● EXERCISE TASK: Please list all lines of the material below in which the string "title" occurs.

● INPUT ROWS:

⁂

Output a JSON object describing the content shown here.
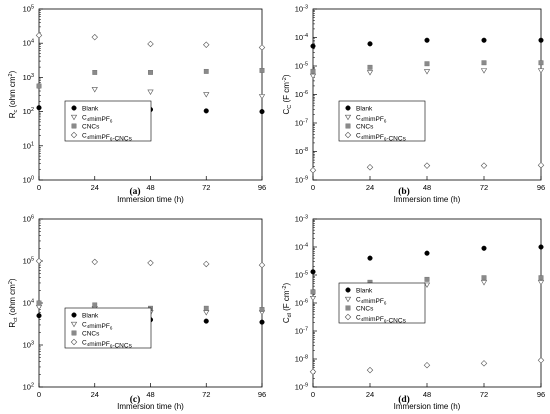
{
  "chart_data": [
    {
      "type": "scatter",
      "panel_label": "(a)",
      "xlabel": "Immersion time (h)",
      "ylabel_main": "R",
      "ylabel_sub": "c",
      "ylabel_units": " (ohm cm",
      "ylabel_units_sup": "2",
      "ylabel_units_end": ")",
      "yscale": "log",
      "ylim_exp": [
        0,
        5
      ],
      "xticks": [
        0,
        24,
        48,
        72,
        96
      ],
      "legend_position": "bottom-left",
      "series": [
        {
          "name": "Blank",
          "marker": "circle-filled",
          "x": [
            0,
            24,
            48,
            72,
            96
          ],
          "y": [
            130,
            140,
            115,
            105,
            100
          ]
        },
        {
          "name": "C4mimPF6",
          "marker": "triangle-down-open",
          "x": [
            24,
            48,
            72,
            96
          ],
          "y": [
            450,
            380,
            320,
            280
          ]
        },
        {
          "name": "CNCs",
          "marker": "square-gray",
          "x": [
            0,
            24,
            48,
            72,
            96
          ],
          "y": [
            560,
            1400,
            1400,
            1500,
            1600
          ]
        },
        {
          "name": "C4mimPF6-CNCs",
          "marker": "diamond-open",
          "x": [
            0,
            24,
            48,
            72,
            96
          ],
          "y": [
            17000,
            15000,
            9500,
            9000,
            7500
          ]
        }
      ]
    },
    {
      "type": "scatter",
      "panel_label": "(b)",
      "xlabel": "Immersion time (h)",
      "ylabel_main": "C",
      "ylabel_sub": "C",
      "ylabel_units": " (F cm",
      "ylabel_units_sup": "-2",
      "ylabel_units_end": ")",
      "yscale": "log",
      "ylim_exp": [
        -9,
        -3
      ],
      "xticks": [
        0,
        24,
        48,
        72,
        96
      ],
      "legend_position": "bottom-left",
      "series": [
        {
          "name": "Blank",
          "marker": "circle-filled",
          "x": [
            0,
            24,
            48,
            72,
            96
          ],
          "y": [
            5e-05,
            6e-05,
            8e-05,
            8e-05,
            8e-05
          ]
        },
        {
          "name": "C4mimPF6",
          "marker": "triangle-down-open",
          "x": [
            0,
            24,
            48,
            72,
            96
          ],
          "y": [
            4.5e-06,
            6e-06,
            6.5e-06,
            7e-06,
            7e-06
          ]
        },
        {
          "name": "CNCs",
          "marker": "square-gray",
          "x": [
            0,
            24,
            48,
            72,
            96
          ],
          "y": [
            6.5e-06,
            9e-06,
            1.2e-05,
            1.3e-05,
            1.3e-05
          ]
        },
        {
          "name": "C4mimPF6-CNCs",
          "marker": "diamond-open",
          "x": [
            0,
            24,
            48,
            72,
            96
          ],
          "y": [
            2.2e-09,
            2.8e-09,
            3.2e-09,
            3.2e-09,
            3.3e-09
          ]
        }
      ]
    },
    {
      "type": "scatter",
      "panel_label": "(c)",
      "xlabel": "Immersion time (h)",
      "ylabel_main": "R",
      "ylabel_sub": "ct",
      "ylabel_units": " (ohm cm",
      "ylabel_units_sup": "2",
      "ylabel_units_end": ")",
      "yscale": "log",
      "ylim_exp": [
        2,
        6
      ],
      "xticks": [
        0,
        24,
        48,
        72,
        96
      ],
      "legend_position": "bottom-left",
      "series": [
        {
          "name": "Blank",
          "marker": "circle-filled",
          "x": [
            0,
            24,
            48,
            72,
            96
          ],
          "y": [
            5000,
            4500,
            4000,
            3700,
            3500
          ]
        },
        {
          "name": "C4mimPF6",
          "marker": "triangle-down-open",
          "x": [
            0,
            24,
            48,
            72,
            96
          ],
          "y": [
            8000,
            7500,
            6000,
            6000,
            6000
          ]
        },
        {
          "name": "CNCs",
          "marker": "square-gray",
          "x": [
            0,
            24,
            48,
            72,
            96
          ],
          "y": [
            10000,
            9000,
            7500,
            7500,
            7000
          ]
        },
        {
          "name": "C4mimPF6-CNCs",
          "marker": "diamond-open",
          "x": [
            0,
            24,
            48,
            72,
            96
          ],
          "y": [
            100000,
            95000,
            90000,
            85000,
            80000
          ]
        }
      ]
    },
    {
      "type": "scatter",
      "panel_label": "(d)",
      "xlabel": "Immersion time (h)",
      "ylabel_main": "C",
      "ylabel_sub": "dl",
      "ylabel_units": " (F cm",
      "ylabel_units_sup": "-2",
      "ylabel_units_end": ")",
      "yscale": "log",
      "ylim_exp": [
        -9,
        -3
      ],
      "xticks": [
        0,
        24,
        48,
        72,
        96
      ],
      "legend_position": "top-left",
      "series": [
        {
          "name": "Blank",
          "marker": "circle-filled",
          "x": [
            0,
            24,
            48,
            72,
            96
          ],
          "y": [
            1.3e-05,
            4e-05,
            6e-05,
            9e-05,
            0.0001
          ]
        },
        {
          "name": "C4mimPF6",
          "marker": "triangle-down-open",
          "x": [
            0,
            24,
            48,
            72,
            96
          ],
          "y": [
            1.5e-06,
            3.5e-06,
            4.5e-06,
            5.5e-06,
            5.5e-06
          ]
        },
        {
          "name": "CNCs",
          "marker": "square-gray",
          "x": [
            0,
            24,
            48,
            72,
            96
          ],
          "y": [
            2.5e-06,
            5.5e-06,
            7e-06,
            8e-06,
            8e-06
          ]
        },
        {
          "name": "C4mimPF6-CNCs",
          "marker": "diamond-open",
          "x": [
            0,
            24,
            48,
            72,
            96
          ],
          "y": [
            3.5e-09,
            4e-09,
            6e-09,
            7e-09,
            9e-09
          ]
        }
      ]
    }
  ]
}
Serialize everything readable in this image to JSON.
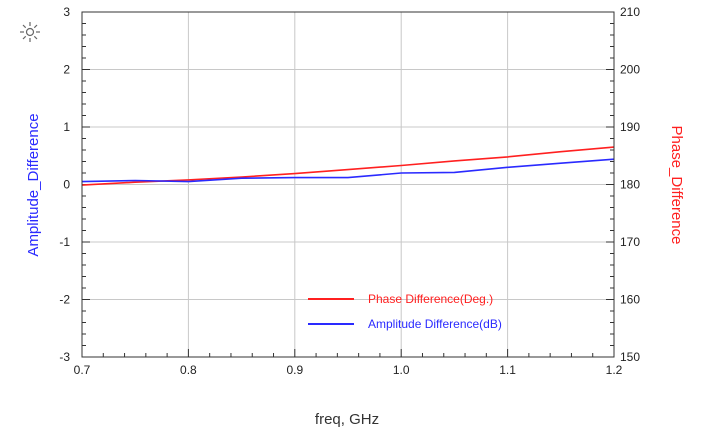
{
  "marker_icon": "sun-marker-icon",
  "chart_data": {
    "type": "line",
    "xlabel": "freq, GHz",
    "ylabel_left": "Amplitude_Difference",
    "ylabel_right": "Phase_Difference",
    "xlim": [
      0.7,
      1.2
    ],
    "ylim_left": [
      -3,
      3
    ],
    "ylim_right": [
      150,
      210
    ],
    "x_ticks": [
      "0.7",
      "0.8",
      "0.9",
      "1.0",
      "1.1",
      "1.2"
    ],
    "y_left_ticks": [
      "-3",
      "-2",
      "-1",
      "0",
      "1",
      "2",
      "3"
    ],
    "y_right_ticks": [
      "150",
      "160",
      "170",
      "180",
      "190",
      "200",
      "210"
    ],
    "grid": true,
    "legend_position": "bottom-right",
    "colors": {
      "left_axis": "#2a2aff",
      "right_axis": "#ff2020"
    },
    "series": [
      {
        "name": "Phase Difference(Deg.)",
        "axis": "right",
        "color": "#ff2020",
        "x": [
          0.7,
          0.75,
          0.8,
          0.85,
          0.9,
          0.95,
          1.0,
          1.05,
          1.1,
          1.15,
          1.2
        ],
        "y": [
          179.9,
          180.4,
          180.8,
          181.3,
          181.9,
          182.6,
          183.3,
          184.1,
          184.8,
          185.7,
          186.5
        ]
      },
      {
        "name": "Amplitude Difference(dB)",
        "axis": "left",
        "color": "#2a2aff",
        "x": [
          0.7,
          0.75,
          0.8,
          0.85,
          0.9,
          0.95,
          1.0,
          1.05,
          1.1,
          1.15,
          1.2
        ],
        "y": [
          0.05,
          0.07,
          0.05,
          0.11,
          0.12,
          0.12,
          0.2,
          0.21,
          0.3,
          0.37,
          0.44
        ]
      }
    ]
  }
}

⁂

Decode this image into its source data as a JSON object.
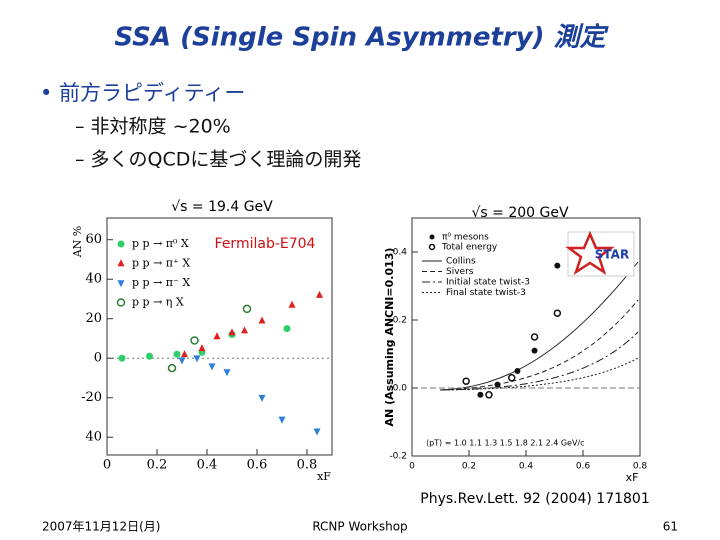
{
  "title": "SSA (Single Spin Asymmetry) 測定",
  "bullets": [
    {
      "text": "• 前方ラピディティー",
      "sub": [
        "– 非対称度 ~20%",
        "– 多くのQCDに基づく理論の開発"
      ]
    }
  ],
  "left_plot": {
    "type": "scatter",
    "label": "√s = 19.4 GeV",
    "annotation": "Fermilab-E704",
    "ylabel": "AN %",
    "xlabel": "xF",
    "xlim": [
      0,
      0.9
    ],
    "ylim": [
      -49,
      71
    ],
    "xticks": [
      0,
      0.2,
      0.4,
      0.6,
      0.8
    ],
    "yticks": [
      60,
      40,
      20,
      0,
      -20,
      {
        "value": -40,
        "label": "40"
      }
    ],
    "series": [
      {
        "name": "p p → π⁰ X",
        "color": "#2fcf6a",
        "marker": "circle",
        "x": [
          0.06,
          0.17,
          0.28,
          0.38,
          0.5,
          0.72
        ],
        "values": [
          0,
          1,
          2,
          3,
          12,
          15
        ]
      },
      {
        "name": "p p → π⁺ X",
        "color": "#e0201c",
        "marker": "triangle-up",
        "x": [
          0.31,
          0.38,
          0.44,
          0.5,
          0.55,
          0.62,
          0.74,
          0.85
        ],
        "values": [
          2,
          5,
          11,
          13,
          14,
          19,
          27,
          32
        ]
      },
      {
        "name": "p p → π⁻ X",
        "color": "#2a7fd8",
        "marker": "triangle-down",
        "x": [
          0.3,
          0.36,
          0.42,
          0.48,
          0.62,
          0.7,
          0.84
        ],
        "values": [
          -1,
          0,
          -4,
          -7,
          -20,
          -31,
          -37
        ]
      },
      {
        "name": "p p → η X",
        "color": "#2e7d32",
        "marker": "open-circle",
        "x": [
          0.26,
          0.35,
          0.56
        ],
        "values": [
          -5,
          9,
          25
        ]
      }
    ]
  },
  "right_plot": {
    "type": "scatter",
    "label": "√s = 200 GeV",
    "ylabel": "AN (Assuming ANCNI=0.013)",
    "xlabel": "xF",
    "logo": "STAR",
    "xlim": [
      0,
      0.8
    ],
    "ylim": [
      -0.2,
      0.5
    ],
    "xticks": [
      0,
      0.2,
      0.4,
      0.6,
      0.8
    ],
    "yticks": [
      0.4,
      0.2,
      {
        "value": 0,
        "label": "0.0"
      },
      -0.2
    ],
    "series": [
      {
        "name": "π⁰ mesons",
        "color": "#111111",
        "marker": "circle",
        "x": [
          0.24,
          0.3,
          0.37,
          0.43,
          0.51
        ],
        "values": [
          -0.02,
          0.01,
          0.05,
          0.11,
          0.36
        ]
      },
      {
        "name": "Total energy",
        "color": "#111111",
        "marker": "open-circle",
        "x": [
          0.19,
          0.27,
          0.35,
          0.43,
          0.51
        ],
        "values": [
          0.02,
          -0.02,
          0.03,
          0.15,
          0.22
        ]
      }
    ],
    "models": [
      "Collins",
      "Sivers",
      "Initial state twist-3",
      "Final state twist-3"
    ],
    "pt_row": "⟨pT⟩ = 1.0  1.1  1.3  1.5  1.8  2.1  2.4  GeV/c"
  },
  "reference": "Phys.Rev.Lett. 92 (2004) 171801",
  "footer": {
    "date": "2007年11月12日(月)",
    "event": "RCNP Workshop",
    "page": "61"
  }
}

⁂

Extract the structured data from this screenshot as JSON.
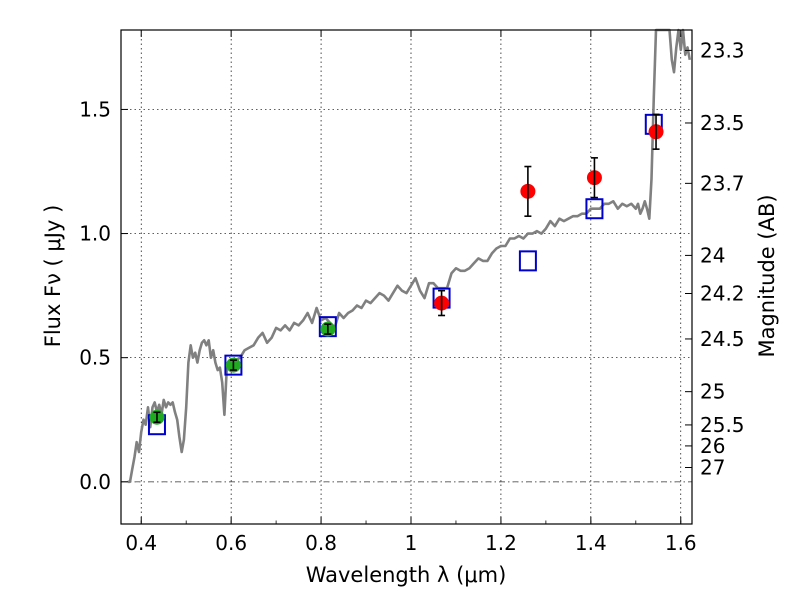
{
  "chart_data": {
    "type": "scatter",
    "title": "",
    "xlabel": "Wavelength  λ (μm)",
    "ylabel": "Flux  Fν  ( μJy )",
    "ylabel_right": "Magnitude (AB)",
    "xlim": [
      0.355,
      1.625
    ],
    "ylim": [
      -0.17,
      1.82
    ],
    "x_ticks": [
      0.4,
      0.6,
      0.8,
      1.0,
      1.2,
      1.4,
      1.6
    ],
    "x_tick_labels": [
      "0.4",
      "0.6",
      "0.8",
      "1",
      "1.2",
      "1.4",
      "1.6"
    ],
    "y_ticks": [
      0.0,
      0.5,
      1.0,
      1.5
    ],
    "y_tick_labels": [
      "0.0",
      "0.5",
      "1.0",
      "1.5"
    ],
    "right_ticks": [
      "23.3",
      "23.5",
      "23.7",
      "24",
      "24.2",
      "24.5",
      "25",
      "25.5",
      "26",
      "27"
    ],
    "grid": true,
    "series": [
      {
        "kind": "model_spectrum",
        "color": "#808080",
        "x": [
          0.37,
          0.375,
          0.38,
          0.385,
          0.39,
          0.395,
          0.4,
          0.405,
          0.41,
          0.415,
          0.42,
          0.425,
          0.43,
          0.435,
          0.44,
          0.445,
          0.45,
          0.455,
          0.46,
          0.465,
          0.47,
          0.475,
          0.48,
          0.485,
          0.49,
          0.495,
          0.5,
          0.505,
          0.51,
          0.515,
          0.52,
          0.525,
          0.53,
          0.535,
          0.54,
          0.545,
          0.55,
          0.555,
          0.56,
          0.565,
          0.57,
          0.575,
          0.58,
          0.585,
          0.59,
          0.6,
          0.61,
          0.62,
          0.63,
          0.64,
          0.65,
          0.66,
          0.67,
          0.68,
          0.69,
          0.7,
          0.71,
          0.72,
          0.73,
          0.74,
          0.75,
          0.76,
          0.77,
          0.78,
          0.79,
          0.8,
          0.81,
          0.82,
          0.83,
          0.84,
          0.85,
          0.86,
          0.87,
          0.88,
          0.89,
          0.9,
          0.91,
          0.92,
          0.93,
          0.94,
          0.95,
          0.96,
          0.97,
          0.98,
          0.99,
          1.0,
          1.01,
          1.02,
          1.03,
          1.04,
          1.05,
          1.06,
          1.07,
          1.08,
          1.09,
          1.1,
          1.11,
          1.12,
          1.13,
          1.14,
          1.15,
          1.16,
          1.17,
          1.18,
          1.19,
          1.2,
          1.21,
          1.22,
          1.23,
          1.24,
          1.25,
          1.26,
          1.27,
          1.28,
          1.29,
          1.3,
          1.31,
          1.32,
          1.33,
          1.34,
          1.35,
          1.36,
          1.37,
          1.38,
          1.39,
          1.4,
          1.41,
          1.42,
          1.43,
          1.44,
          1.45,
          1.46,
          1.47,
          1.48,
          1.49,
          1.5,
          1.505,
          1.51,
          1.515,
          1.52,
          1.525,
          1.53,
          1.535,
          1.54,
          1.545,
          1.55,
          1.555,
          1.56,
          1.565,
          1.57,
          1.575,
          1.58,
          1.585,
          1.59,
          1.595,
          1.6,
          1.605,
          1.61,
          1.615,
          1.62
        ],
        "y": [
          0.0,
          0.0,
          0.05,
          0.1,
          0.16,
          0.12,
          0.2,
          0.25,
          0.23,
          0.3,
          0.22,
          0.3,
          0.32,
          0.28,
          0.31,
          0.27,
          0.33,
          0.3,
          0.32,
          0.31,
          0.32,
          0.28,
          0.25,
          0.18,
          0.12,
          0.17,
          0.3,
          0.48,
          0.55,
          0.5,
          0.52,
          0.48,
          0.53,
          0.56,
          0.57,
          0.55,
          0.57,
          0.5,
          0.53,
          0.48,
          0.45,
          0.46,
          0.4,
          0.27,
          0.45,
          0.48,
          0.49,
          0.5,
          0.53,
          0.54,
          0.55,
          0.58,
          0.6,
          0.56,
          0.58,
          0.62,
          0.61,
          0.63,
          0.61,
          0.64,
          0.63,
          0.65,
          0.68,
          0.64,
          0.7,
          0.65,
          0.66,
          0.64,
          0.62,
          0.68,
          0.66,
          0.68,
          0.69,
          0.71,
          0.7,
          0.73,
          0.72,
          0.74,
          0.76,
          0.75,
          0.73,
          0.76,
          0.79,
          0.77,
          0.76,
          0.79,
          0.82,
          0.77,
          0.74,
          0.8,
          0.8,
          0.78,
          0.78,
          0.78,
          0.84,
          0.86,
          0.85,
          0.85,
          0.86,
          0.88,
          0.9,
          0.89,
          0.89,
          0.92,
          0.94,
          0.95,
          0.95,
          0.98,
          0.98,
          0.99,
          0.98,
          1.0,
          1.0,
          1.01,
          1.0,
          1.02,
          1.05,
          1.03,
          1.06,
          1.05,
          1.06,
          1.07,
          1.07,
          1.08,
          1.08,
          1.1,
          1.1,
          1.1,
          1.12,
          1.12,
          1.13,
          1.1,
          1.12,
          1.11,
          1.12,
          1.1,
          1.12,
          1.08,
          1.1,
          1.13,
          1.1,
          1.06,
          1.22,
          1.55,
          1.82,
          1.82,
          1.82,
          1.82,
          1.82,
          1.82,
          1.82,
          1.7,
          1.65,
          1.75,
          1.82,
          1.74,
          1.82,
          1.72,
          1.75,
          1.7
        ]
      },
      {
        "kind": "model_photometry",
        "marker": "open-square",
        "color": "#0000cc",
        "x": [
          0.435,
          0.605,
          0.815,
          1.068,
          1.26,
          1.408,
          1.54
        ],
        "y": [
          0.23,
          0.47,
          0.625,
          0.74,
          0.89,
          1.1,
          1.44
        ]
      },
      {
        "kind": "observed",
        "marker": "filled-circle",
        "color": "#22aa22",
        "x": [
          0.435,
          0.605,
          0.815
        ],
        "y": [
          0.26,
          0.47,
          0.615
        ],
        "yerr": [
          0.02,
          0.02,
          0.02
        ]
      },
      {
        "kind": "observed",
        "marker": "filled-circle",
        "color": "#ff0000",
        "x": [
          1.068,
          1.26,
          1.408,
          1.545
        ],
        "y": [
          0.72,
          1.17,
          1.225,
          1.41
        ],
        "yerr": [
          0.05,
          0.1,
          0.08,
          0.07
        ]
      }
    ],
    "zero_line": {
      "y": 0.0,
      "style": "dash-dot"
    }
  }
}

⁂

● FINAL ANSWER:
  "title": "SSA (Single Spin Asymmetry) 測定",
    "title": "",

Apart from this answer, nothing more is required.